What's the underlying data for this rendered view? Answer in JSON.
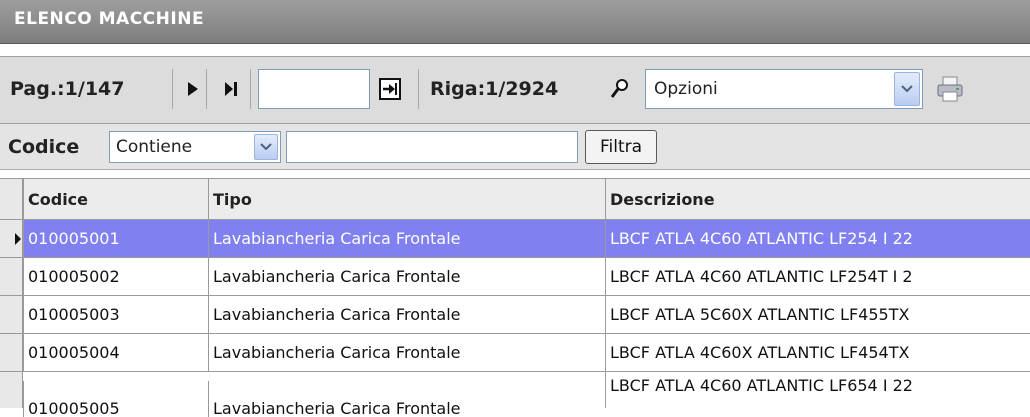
{
  "window": {
    "title": "ELENCO MACCHINE"
  },
  "toolbar": {
    "page_label": "Pag.:1/147",
    "next_icon": "play-next-icon",
    "last_icon": "skip-last-icon",
    "goto_value": "",
    "goto_icon": "enter-arrow-icon",
    "row_label": "Riga:1/2924",
    "search_icon": "magnifier-icon",
    "options_value": "Opzioni",
    "print_icon": "printer-icon"
  },
  "filter": {
    "field_label": "Codice",
    "condition_value": "Contiene",
    "text_value": "",
    "button_label": "Filtra"
  },
  "grid": {
    "columns": [
      "Codice",
      "Tipo",
      "Descrizione"
    ],
    "rows": [
      {
        "codice": "010005001",
        "tipo": "Lavabiancheria Carica Frontale",
        "descrizione": "LBCF ATLA 4C60 ATLANTIC LF254 I 22"
      },
      {
        "codice": "010005002",
        "tipo": "Lavabiancheria Carica Frontale",
        "descrizione": "LBCF ATLA 4C60 ATLANTIC LF254T I 2"
      },
      {
        "codice": "010005003",
        "tipo": "Lavabiancheria Carica Frontale",
        "descrizione": "LBCF ATLA 5C60X ATLANTIC LF455TX"
      },
      {
        "codice": "010005004",
        "tipo": "Lavabiancheria Carica Frontale",
        "descrizione": "LBCF ATLA 4C60X ATLANTIC LF454TX"
      },
      {
        "codice": "010005005",
        "tipo": "Lavabiancheria Carica Frontale",
        "descrizione": "LBCF ATLA 4C60 ATLANTIC LF654 I 22"
      }
    ],
    "selected_index": 0
  },
  "colors": {
    "selected_row": "#8080f0",
    "title_bar": "#8c8c8c"
  }
}
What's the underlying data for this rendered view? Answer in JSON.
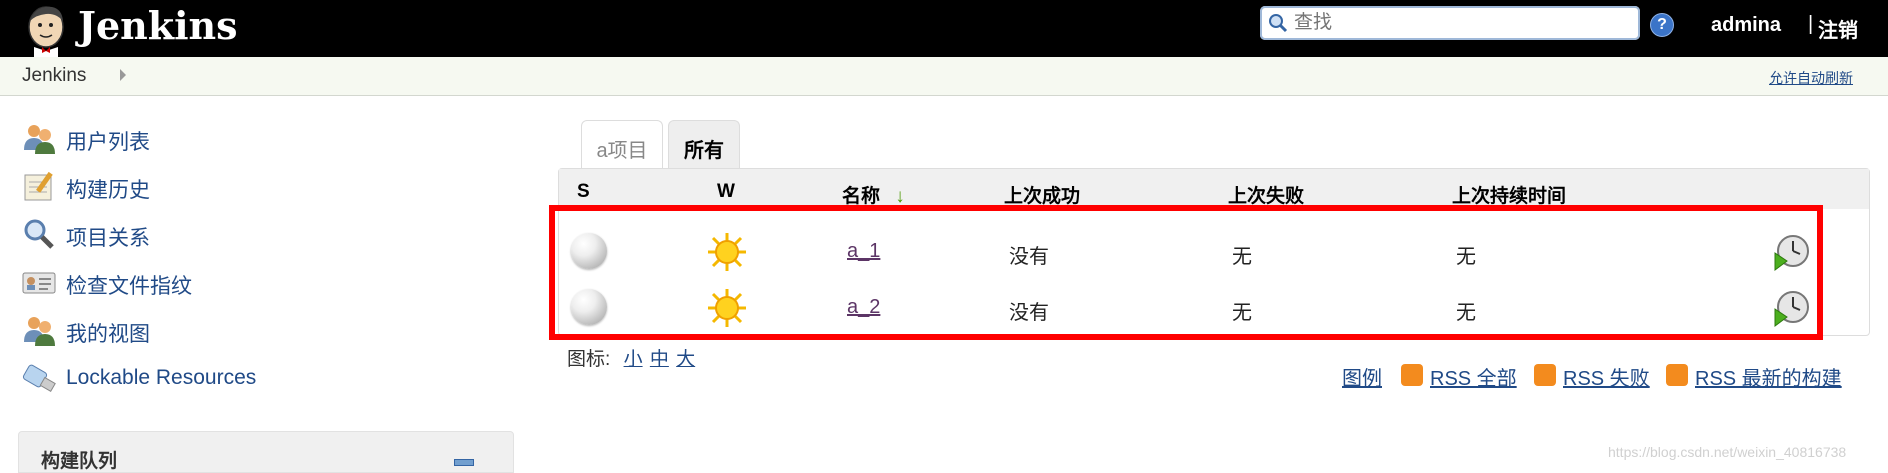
{
  "header": {
    "brand": "Jenkins",
    "search_placeholder": "查找",
    "help_glyph": "?",
    "user": "admina",
    "separator": "|",
    "logout": "注销"
  },
  "breadcrumb": {
    "home": "Jenkins",
    "auto_refresh": "允许自动刷新"
  },
  "sidebar": {
    "items": [
      {
        "label": "用户列表",
        "icon": "people-icon"
      },
      {
        "label": "构建历史",
        "icon": "notepad-icon"
      },
      {
        "label": "项目关系",
        "icon": "magnifier-icon"
      },
      {
        "label": "检查文件指纹",
        "icon": "fingerprint-card-icon"
      },
      {
        "label": "我的视图",
        "icon": "user-view-icon"
      },
      {
        "label": "Lockable Resources",
        "icon": "usb-drive-icon"
      }
    ],
    "queue_title": "构建队列"
  },
  "tabs": [
    {
      "label": "a项目",
      "active": false
    },
    {
      "label": "所有",
      "active": true
    }
  ],
  "table": {
    "headers": [
      "S",
      "W",
      "名称",
      "上次成功",
      "上次失败",
      "上次持续时间"
    ],
    "sort_indicator": "↓",
    "rows": [
      {
        "status": "grey-ball-icon",
        "weather": "sunny-icon",
        "name": "a_1",
        "last_success": "没有",
        "last_failure": "无",
        "last_duration": "无"
      },
      {
        "status": "grey-ball-icon",
        "weather": "sunny-icon",
        "name": "a_2",
        "last_success": "没有",
        "last_failure": "无",
        "last_duration": "无"
      }
    ]
  },
  "footer": {
    "icon_label": "图标:",
    "sizes": [
      "小",
      "中",
      "大"
    ],
    "legend": "图例",
    "rss_all": "RSS 全部",
    "rss_failed": "RSS 失败",
    "rss_latest": "RSS 最新的构建"
  },
  "watermark": "https://blog.csdn.net/weixin_40816738",
  "colors": {
    "header_bg": "#000000",
    "link": "#204a87",
    "highlight_box": "#ff0000",
    "rss": "#f38b1e"
  }
}
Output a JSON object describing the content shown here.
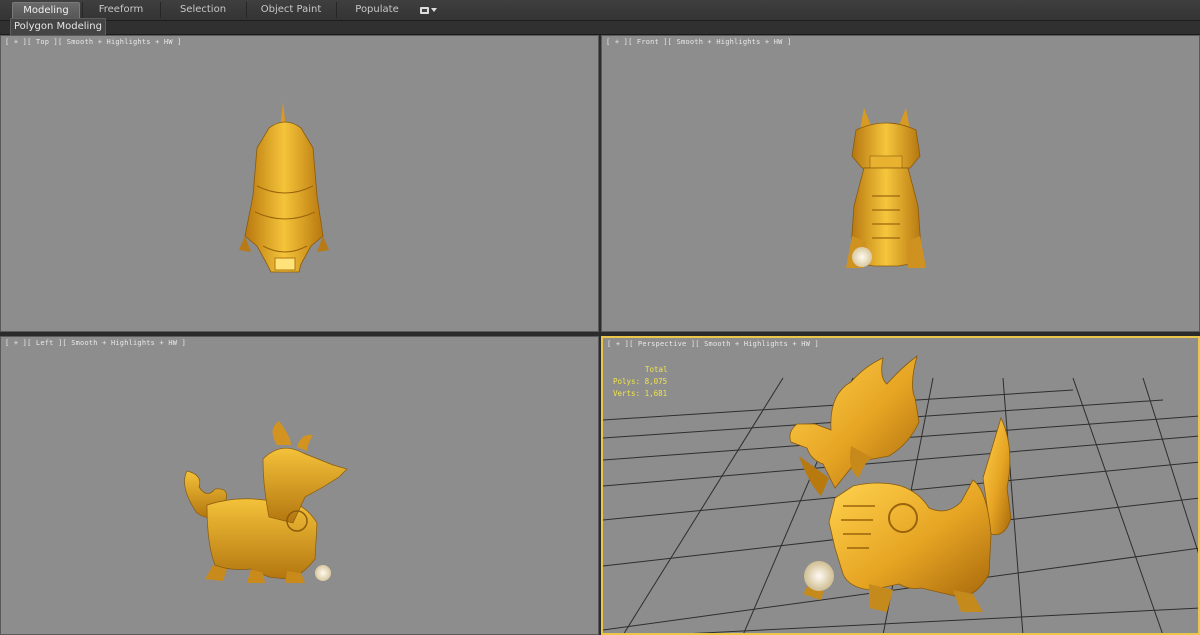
{
  "ribbon": {
    "tabs": [
      {
        "label": "Modeling",
        "active": true
      },
      {
        "label": "Freeform",
        "active": false
      },
      {
        "label": "Selection",
        "active": false
      },
      {
        "label": "Object Paint",
        "active": false
      },
      {
        "label": "Populate",
        "active": false
      }
    ],
    "more_icon": "display-dropdown-icon"
  },
  "subbar": {
    "panel_label": "Polygon Modeling"
  },
  "viewports": {
    "top": {
      "label": "[ + ][ Top ][ Smooth + Highlights + HW ]"
    },
    "front": {
      "label": "[ + ][ Front ][ Smooth + Highlights + HW ]"
    },
    "left": {
      "label": "[ + ][ Left ][ Smooth + Highlights + HW ]"
    },
    "perspective": {
      "label": "[ + ][ Perspective ][ Smooth + Highlights + HW ]",
      "active": true
    }
  },
  "stats": {
    "header": "Total",
    "polys_label": "Polys:",
    "polys_value": "8,075",
    "verts_label": "Verts:",
    "verts_value": "1,681"
  },
  "colors": {
    "viewport_bg": "#8d8d8d",
    "active_border": "#ecc64b",
    "model_gold": "#e0a21e",
    "stats_text": "#f0e44a"
  }
}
====
* _Short task_
Would you return the data exactly as written, without the pictures?

* _Answer below_
What's the underlying data for this rendered view? Answer in JSON.
{
  "window": {
    "title": "ELENCO MACCHINE"
  },
  "toolbar": {
    "page_label": "Pag.:1/147",
    "next_icon": "play-next-icon",
    "last_icon": "skip-last-icon",
    "goto_value": "",
    "goto_icon": "enter-arrow-icon",
    "row_label": "Riga:1/2924",
    "search_icon": "magnifier-icon",
    "options_value": "Opzioni",
    "print_icon": "printer-icon"
  },
  "filter": {
    "field_label": "Codice",
    "condition_value": "Contiene",
    "text_value": "",
    "button_label": "Filtra"
  },
  "grid": {
    "columns": [
      "Codice",
      "Tipo",
      "Descrizione"
    ],
    "rows": [
      {
        "codice": "010005001",
        "tipo": "Lavabiancheria Carica Frontale",
        "descrizione": "LBCF ATLA 4C60 ATLANTIC LF254 I 22"
      },
      {
        "codice": "010005002",
        "tipo": "Lavabiancheria Carica Frontale",
        "descrizione": "LBCF ATLA 4C60 ATLANTIC LF254T I 2"
      },
      {
        "codice": "010005003",
        "tipo": "Lavabiancheria Carica Frontale",
        "descrizione": "LBCF ATLA 5C60X ATLANTIC LF455TX"
      },
      {
        "codice": "010005004",
        "tipo": "Lavabiancheria Carica Frontale",
        "descrizione": "LBCF ATLA 4C60X ATLANTIC LF454TX"
      },
      {
        "codice": "010005005",
        "tipo": "Lavabiancheria Carica Frontale",
        "descrizione": "LBCF ATLA 4C60 ATLANTIC LF654 I 22"
      }
    ],
    "selected_index": 0
  },
  "colors": {
    "selected_row": "#8080f0",
    "title_bar": "#8c8c8c"
  }
}
What's the underlying data for this rendered view? Answer in JSON.
{
  "header": {
    "brand": "Jenkins",
    "search_placeholder": "查找",
    "help_glyph": "?",
    "user": "admina",
    "separator": "|",
    "logout": "注销"
  },
  "breadcrumb": {
    "home": "Jenkins",
    "auto_refresh": "允许自动刷新"
  },
  "sidebar": {
    "items": [
      {
        "label": "用户列表",
        "icon": "people-icon"
      },
      {
        "label": "构建历史",
        "icon": "notepad-icon"
      },
      {
        "label": "项目关系",
        "icon": "magnifier-icon"
      },
      {
        "label": "检查文件指纹",
        "icon": "fingerprint-card-icon"
      },
      {
        "label": "我的视图",
        "icon": "user-view-icon"
      },
      {
        "label": "Lockable Resources",
        "icon": "usb-drive-icon"
      }
    ],
    "queue_title": "构建队列"
  },
  "tabs": [
    {
      "label": "a项目",
      "active": false
    },
    {
      "label": "所有",
      "active": true
    }
  ],
  "table": {
    "headers": [
      "S",
      "W",
      "名称",
      "上次成功",
      "上次失败",
      "上次持续时间"
    ],
    "sort_indicator": "↓",
    "rows": [
      {
        "status": "grey-ball-icon",
        "weather": "sunny-icon",
        "name": "a_1",
        "last_success": "没有",
        "last_failure": "无",
        "last_duration": "无"
      },
      {
        "status": "grey-ball-icon",
        "weather": "sunny-icon",
        "name": "a_2",
        "last_success": "没有",
        "last_failure": "无",
        "last_duration": "无"
      }
    ]
  },
  "footer": {
    "icon_label": "图标:",
    "sizes": [
      "小",
      "中",
      "大"
    ],
    "legend": "图例",
    "rss_all": "RSS 全部",
    "rss_failed": "RSS 失败",
    "rss_latest": "RSS 最新的构建"
  },
  "watermark": "https://blog.csdn.net/weixin_40816738",
  "colors": {
    "header_bg": "#000000",
    "link": "#204a87",
    "highlight_box": "#ff0000",
    "rss": "#f38b1e"
  }
}
Output a JSON object describing the content shown here.
{
  "ribbon": {
    "tabs": [
      {
        "label": "Modeling",
        "active": true
      },
      {
        "label": "Freeform",
        "active": false
      },
      {
        "label": "Selection",
        "active": false
      },
      {
        "label": "Object Paint",
        "active": false
      },
      {
        "label": "Populate",
        "active": false
      }
    ],
    "more_icon": "display-dropdown-icon"
  },
  "subbar": {
    "panel_label": "Polygon Modeling"
  },
  "viewports": {
    "top": {
      "label": "[ + ][ Top ][ Smooth + Highlights + HW ]"
    },
    "front": {
      "label": "[ + ][ Front ][ Smooth + Highlights + HW ]"
    },
    "left": {
      "label": "[ + ][ Left ][ Smooth + Highlights + HW ]"
    },
    "perspective": {
      "label": "[ + ][ Perspective ][ Smooth + Highlights + HW ]",
      "active": true
    }
  },
  "stats": {
    "header": "Total",
    "polys_label": "Polys:",
    "polys_value": "8,075",
    "verts_label": "Verts:",
    "verts_value": "1,681"
  },
  "colors": {
    "viewport_bg": "#8d8d8d",
    "active_border": "#ecc64b",
    "model_gold": "#e0a21e",
    "stats_text": "#f0e44a"
  }
}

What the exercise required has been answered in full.